##### RECORDED DATA #####

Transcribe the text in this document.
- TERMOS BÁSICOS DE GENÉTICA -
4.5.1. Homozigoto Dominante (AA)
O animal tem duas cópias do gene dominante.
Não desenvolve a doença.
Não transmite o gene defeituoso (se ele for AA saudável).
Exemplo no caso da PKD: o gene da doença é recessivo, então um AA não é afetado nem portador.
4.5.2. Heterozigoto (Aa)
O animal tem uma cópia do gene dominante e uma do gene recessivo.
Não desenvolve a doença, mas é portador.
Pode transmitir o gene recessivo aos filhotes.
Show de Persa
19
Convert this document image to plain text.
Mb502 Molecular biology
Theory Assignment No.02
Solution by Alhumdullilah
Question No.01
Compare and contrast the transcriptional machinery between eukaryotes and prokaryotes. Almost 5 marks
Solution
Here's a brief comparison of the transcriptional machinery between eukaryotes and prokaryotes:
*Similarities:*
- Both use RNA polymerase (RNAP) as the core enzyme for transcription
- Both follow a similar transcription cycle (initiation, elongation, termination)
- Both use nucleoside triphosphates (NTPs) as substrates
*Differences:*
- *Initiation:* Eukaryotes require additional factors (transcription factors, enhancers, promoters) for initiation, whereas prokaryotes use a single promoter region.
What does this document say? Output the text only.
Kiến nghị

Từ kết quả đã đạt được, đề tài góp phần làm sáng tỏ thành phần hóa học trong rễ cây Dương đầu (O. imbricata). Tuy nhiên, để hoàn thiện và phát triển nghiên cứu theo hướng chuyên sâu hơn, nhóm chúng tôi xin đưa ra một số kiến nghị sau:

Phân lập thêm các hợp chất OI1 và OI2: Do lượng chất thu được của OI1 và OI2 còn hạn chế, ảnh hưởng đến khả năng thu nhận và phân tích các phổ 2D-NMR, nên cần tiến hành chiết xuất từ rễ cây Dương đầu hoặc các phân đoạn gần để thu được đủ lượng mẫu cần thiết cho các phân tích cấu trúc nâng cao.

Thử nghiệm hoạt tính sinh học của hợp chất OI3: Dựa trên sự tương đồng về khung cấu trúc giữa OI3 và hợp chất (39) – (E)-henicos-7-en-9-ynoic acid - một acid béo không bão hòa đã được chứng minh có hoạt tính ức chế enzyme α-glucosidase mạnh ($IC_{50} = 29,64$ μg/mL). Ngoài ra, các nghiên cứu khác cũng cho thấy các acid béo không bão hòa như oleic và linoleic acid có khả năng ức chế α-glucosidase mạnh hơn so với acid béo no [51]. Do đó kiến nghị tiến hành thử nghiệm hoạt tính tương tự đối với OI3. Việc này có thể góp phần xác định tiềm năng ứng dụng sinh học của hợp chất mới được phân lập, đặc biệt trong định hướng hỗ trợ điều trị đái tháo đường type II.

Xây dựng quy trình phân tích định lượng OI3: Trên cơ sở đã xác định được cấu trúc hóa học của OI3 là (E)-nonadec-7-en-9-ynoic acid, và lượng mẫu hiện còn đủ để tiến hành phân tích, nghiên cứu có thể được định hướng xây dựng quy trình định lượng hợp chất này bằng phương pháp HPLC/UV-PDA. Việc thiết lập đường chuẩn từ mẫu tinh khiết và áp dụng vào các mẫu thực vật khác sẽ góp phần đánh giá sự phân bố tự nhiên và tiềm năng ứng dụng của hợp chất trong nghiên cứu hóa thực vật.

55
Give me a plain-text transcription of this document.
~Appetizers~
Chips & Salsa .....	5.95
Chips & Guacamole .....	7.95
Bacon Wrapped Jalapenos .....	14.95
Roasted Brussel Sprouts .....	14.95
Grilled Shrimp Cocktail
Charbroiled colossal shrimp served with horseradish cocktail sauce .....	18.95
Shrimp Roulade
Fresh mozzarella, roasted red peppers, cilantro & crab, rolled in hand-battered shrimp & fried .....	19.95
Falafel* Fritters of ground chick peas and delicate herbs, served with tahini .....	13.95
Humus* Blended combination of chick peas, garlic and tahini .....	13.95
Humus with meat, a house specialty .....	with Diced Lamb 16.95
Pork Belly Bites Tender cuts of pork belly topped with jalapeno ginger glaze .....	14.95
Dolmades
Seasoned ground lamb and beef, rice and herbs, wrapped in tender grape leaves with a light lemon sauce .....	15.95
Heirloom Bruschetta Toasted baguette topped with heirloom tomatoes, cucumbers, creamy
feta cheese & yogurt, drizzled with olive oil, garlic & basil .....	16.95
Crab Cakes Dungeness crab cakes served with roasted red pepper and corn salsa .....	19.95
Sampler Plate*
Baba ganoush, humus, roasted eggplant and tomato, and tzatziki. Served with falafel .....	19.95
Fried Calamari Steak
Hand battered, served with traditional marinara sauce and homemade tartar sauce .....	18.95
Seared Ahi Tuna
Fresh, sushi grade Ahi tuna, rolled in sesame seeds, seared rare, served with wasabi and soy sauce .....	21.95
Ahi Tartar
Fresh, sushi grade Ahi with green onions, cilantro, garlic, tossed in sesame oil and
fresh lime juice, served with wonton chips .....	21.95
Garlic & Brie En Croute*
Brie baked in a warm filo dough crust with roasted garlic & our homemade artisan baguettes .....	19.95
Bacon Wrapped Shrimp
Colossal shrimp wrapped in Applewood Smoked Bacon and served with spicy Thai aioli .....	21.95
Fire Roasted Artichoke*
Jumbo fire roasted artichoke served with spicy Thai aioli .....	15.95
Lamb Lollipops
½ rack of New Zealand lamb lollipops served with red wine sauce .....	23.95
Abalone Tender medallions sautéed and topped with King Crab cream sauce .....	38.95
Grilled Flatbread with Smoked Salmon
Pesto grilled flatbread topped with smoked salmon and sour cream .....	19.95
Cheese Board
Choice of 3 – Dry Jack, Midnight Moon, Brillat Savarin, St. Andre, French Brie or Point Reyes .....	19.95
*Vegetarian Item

#####

WHAT YOU WILL DO - Each record above should be returned exactly as written.

WRITTEN ANSWER -
Transcribe the text in this document.
- TERMOS BÁSICOS DE GENÉTICA -
4.5.1. Homozigoto Dominante (AA)
O animal tem duas cópias do gene dominante.
Não desenvolve a doença.
Não transmite o gene defeituoso (se ele for AA saudável).
Exemplo no caso da PKD: o gene da doença é recessivo, então um AA não é afetado nem portador.
4.5.2. Heterozigoto (Aa)
O animal tem uma cópia do gene dominante e uma do gene recessivo.
Não desenvolve a doença, mas é portador.
Pode transmitir o gene recessivo aos filhotes.
Show de Persa
19
Convert this document image to plain text.
Mb502 Molecular biology
Theory Assignment No.02
Solution by Alhumdullilah
Question No.01
Compare and contrast the transcriptional machinery between eukaryotes and prokaryotes. Almost 5 marks
Solution
Here's a brief comparison of the transcriptional machinery between eukaryotes and prokaryotes:
*Similarities:*
- Both use RNA polymerase (RNAP) as the core enzyme for transcription
- Both follow a similar transcription cycle (initiation, elongation, termination)
- Both use nucleoside triphosphates (NTPs) as substrates
*Differences:*
- *Initiation:* Eukaryotes require additional factors (transcription factors, enhancers, promoters) for initiation, whereas prokaryotes use a single promoter region.
What does this document say? Output the text only.
Kiến nghị

Từ kết quả đã đạt được, đề tài góp phần làm sáng tỏ thành phần hóa học trong rễ cây Dương đầu (O. imbricata). Tuy nhiên, để hoàn thiện và phát triển nghiên cứu theo hướng chuyên sâu hơn, nhóm chúng tôi xin đưa ra một số kiến nghị sau:

Phân lập thêm các hợp chất OI1 và OI2: Do lượng chất thu được của OI1 và OI2 còn hạn chế, ảnh hưởng đến khả năng thu nhận và phân tích các phổ 2D-NMR, nên cần tiến hành chiết xuất từ rễ cây Dương đầu hoặc các phân đoạn gần để thu được đủ lượng mẫu cần thiết cho các phân tích cấu trúc nâng cao.

Thử nghiệm hoạt tính sinh học của hợp chất OI3: Dựa trên sự tương đồng về khung cấu trúc giữa OI3 và hợp chất (39) – (E)-henicos-7-en-9-ynoic acid - một acid béo không bão hòa đã được chứng minh có hoạt tính ức chế enzyme α-glucosidase mạnh ($IC_{50} = 29,64$ μg/mL). Ngoài ra, các nghiên cứu khác cũng cho thấy các acid béo không bão hòa như oleic và linoleic acid có khả năng ức chế α-glucosidase mạnh hơn so với acid béo no [51]. Do đó kiến nghị tiến hành thử nghiệm hoạt tính tương tự đối với OI3. Việc này có thể góp phần xác định tiềm năng ứng dụng sinh học của hợp chất mới được phân lập, đặc biệt trong định hướng hỗ trợ điều trị đái tháo đường type II.

Xây dựng quy trình phân tích định lượng OI3: Trên cơ sở đã xác định được cấu trúc hóa học của OI3 là (E)-nonadec-7-en-9-ynoic acid, và lượng mẫu hiện còn đủ để tiến hành phân tích, nghiên cứu có thể được định hướng xây dựng quy trình định lượng hợp chất này bằng phương pháp HPLC/UV-PDA. Việc thiết lập đường chuẩn từ mẫu tinh khiết và áp dụng vào các mẫu thực vật khác sẽ góp phần đánh giá sự phân bố tự nhiên và tiềm năng ứng dụng của hợp chất trong nghiên cứu hóa thực vật.

55
Give me a plain-text transcription of this document.
~Appetizers~
Chips & Salsa .....	5.95
Chips & Guacamole .....	7.95
Bacon Wrapped Jalapenos .....	14.95
Roasted Brussel Sprouts .....	14.95
Grilled Shrimp Cocktail
Charbroiled colossal shrimp served with horseradish cocktail sauce .....	18.95
Shrimp Roulade
Fresh mozzarella, roasted red peppers, cilantro & crab, rolled in hand-battered shrimp & fried .....	19.95
Falafel* Fritters of ground chick peas and delicate herbs, served with tahini .....	13.95
Humus* Blended combination of chick peas, garlic and tahini .....	13.95
Humus with meat, a house specialty .....	with Diced Lamb 16.95
Pork Belly Bites Tender cuts of pork belly topped with jalapeno ginger glaze .....	14.95
Dolmades
Seasoned ground lamb and beef, rice and herbs, wrapped in tender grape leaves with a light lemon sauce .....	15.95
Heirloom Bruschetta Toasted baguette topped with heirloom tomatoes, cucumbers, creamy
feta cheese & yogurt, drizzled with olive oil, garlic & basil .....	16.95
Crab Cakes Dungeness crab cakes served with roasted red pepper and corn salsa .....	19.95
Sampler Plate*
Baba ganoush, humus, roasted eggplant and tomato, and tzatziki. Served with falafel .....	19.95
Fried Calamari Steak
Hand battered, served with traditional marinara sauce and homemade tartar sauce .....	18.95
Seared Ahi Tuna
Fresh, sushi grade Ahi tuna, rolled in sesame seeds, seared rare, served with wasabi and soy sauce .....	21.95
Ahi Tartar
Fresh, sushi grade Ahi with green onions, cilantro, garlic, tossed in sesame oil and
fresh lime juice, served with wonton chips .....	21.95
Garlic & Brie En Croute*
Brie baked in a warm filo dough crust with roasted garlic & our homemade artisan baguettes .....	19.95
Bacon Wrapped Shrimp
Colossal shrimp wrapped in Applewood Smoked Bacon and served with spicy Thai aioli .....	21.95
Fire Roasted Artichoke*
Jumbo fire roasted artichoke served with spicy Thai aioli .....	15.95
Lamb Lollipops
½ rack of New Zealand lamb lollipops served with red wine sauce .....	23.95
Abalone Tender medallions sautéed and topped with King Crab cream sauce .....	38.95
Grilled Flatbread with Smoked Salmon
Pesto grilled flatbread topped with smoked salmon and sour cream .....	19.95
Cheese Board
Choice of 3 – Dry Jack, Midnight Moon, Brillat Savarin, St. Andre, French Brie or Point Reyes .....	19.95
*Vegetarian Item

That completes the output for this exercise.